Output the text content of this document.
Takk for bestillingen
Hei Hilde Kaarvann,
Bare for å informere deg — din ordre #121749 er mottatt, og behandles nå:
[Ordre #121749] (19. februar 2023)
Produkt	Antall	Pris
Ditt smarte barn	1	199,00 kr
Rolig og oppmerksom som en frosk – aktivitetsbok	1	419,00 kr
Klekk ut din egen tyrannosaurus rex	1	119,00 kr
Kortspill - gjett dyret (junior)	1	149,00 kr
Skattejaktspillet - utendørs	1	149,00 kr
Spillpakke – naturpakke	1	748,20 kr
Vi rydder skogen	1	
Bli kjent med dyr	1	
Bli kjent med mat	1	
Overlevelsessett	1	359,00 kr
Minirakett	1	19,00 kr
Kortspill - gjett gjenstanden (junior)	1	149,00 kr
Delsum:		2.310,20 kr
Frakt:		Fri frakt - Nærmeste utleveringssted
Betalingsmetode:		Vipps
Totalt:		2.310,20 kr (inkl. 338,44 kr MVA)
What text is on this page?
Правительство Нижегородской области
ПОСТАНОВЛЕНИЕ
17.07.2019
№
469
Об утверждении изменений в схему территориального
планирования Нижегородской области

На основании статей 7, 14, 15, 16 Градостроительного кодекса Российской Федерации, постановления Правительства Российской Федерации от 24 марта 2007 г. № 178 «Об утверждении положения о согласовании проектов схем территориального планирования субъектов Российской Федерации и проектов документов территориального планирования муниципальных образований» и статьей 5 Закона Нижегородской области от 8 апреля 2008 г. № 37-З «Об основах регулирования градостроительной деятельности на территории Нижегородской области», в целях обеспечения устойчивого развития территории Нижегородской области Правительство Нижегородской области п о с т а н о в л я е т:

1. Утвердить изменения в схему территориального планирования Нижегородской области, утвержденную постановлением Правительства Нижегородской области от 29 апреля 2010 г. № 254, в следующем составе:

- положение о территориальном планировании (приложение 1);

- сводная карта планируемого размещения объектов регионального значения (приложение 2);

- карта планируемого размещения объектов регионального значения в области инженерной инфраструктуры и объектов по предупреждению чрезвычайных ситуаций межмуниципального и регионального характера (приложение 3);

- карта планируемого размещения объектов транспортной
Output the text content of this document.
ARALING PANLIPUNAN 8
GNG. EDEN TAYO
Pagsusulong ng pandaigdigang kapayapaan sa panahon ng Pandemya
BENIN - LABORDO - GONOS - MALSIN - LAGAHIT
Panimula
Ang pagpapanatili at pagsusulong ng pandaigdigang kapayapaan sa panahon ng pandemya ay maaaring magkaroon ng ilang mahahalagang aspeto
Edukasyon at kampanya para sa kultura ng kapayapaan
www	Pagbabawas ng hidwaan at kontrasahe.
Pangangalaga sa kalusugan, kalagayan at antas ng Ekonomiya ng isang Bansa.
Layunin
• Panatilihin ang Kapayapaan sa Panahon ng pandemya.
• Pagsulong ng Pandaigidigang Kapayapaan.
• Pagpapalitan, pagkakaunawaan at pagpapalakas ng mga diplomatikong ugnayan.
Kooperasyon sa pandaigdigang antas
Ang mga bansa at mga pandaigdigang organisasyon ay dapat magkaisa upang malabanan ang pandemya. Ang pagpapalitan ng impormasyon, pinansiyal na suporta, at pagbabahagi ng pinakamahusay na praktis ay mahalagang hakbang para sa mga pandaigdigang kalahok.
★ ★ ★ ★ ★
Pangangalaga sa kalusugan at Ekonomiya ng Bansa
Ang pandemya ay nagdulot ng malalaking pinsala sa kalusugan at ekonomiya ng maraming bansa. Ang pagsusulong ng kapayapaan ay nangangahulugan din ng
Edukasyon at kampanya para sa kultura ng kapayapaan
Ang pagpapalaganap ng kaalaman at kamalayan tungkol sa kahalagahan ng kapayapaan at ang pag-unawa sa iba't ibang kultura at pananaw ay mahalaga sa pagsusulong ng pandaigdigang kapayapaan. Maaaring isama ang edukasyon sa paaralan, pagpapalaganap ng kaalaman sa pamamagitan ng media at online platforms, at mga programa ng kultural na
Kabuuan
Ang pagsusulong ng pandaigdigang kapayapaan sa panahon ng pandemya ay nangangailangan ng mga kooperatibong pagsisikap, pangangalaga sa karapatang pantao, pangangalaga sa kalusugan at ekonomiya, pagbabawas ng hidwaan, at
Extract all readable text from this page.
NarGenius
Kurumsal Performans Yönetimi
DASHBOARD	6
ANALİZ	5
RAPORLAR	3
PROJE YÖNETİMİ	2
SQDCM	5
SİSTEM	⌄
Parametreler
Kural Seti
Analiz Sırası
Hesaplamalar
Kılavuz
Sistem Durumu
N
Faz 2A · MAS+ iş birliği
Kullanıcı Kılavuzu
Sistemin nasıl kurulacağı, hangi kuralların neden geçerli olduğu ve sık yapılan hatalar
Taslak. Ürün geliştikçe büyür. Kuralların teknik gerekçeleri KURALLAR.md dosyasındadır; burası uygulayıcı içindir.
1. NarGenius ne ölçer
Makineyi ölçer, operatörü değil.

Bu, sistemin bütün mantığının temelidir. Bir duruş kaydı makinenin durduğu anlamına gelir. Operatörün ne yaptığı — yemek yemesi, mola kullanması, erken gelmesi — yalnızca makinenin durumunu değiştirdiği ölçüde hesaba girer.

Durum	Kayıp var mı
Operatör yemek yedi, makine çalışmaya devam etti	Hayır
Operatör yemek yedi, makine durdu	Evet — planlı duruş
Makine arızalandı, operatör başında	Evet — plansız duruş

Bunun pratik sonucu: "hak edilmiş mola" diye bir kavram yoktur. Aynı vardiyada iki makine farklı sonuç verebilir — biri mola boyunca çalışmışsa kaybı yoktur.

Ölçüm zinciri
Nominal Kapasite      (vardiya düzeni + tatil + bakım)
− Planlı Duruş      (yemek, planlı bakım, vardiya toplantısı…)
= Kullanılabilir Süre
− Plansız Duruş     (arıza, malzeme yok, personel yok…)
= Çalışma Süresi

### Aim of the task
Repeat the listing exactly, from its first line to its last.

### Reply to the task
Output the text content of this document.
Takk for bestillingen
Hei Hilde Kaarvann,
Bare for å informere deg — din ordre #121749 er mottatt, og behandles nå:
[Ordre #121749] (19. februar 2023)
Produkt	Antall	Pris
Ditt smarte barn	1	199,00 kr
Rolig og oppmerksom som en frosk – aktivitetsbok	1	419,00 kr
Klekk ut din egen tyrannosaurus rex	1	119,00 kr
Kortspill - gjett dyret (junior)	1	149,00 kr
Skattejaktspillet - utendørs	1	149,00 kr
Spillpakke – naturpakke	1	748,20 kr
Vi rydder skogen	1	
Bli kjent med dyr	1	
Bli kjent med mat	1	
Overlevelsessett	1	359,00 kr
Minirakett	1	19,00 kr
Kortspill - gjett gjenstanden (junior)	1	149,00 kr
Delsum:		2.310,20 kr
Frakt:		Fri frakt - Nærmeste utleveringssted
Betalingsmetode:		Vipps
Totalt:		2.310,20 kr (inkl. 338,44 kr MVA)
What text is on this page?
Правительство Нижегородской области
ПОСТАНОВЛЕНИЕ
17.07.2019
№
469
Об утверждении изменений в схему территориального
планирования Нижегородской области

На основании статей 7, 14, 15, 16 Градостроительного кодекса Российской Федерации, постановления Правительства Российской Федерации от 24 марта 2007 г. № 178 «Об утверждении положения о согласовании проектов схем территориального планирования субъектов Российской Федерации и проектов документов территориального планирования муниципальных образований» и статьей 5 Закона Нижегородской области от 8 апреля 2008 г. № 37-З «Об основах регулирования градостроительной деятельности на территории Нижегородской области», в целях обеспечения устойчивого развития территории Нижегородской области Правительство Нижегородской области п о с т а н о в л я е т:

1. Утвердить изменения в схему территориального планирования Нижегородской области, утвержденную постановлением Правительства Нижегородской области от 29 апреля 2010 г. № 254, в следующем составе:

- положение о территориальном планировании (приложение 1);

- сводная карта планируемого размещения объектов регионального значения (приложение 2);

- карта планируемого размещения объектов регионального значения в области инженерной инфраструктуры и объектов по предупреждению чрезвычайных ситуаций межмуниципального и регионального характера (приложение 3);

- карта планируемого размещения объектов транспортной
Output the text content of this document.
ARALING PANLIPUNAN 8
GNG. EDEN TAYO
Pagsusulong ng pandaigdigang kapayapaan sa panahon ng Pandemya
BENIN - LABORDO - GONOS - MALSIN - LAGAHIT
Panimula
Ang pagpapanatili at pagsusulong ng pandaigdigang kapayapaan sa panahon ng pandemya ay maaaring magkaroon ng ilang mahahalagang aspeto
Edukasyon at kampanya para sa kultura ng kapayapaan
www	Pagbabawas ng hidwaan at kontrasahe.
Pangangalaga sa kalusugan, kalagayan at antas ng Ekonomiya ng isang Bansa.
Layunin
• Panatilihin ang Kapayapaan sa Panahon ng pandemya.
• Pagsulong ng Pandaigidigang Kapayapaan.
• Pagpapalitan, pagkakaunawaan at pagpapalakas ng mga diplomatikong ugnayan.
Kooperasyon sa pandaigdigang antas
Ang mga bansa at mga pandaigdigang organisasyon ay dapat magkaisa upang malabanan ang pandemya. Ang pagpapalitan ng impormasyon, pinansiyal na suporta, at pagbabahagi ng pinakamahusay na praktis ay mahalagang hakbang para sa mga pandaigdigang kalahok.
★ ★ ★ ★ ★
Pangangalaga sa kalusugan at Ekonomiya ng Bansa
Ang pandemya ay nagdulot ng malalaking pinsala sa kalusugan at ekonomiya ng maraming bansa. Ang pagsusulong ng kapayapaan ay nangangahulugan din ng
Edukasyon at kampanya para sa kultura ng kapayapaan
Ang pagpapalaganap ng kaalaman at kamalayan tungkol sa kahalagahan ng kapayapaan at ang pag-unawa sa iba't ibang kultura at pananaw ay mahalaga sa pagsusulong ng pandaigdigang kapayapaan. Maaaring isama ang edukasyon sa paaralan, pagpapalaganap ng kaalaman sa pamamagitan ng media at online platforms, at mga programa ng kultural na
Kabuuan
Ang pagsusulong ng pandaigdigang kapayapaan sa panahon ng pandemya ay nangangailangan ng mga kooperatibong pagsisikap, pangangalaga sa karapatang pantao, pangangalaga sa kalusugan at ekonomiya, pagbabawas ng hidwaan, at
Extract all readable text from this page.
NarGenius
Kurumsal Performans Yönetimi
DASHBOARD	6
ANALİZ	5
RAPORLAR	3
PROJE YÖNETİMİ	2
SQDCM	5
SİSTEM	⌄
Parametreler
Kural Seti
Analiz Sırası
Hesaplamalar
Kılavuz
Sistem Durumu
N
Faz 2A · MAS+ iş birliği
Kullanıcı Kılavuzu
Sistemin nasıl kurulacağı, hangi kuralların neden geçerli olduğu ve sık yapılan hatalar
Taslak. Ürün geliştikçe büyür. Kuralların teknik gerekçeleri KURALLAR.md dosyasındadır; burası uygulayıcı içindir.
1. NarGenius ne ölçer
Makineyi ölçer, operatörü değil.

Bu, sistemin bütün mantığının temelidir. Bir duruş kaydı makinenin durduğu anlamına gelir. Operatörün ne yaptığı — yemek yemesi, mola kullanması, erken gelmesi — yalnızca makinenin durumunu değiştirdiği ölçüde hesaba girer.

Durum	Kayıp var mı
Operatör yemek yedi, makine çalışmaya devam etti	Hayır
Operatör yemek yedi, makine durdu	Evet — planlı duruş
Makine arızalandı, operatör başında	Evet — plansız duruş

Bunun pratik sonucu: "hak edilmiş mola" diye bir kavram yoktur. Aynı vardiyada iki makine farklı sonuç verebilir — biri mola boyunca çalışmışsa kaybı yoktur.

Ölçüm zinciri
Nominal Kapasite      (vardiya düzeni + tatil + bakım)
− Planlı Duruş      (yemek, planlı bakım, vardiya toplantısı…)
= Kullanılabilir Süre
− Plansız Duruş     (arıza, malzeme yok, personel yok…)
= Çalışma Süresi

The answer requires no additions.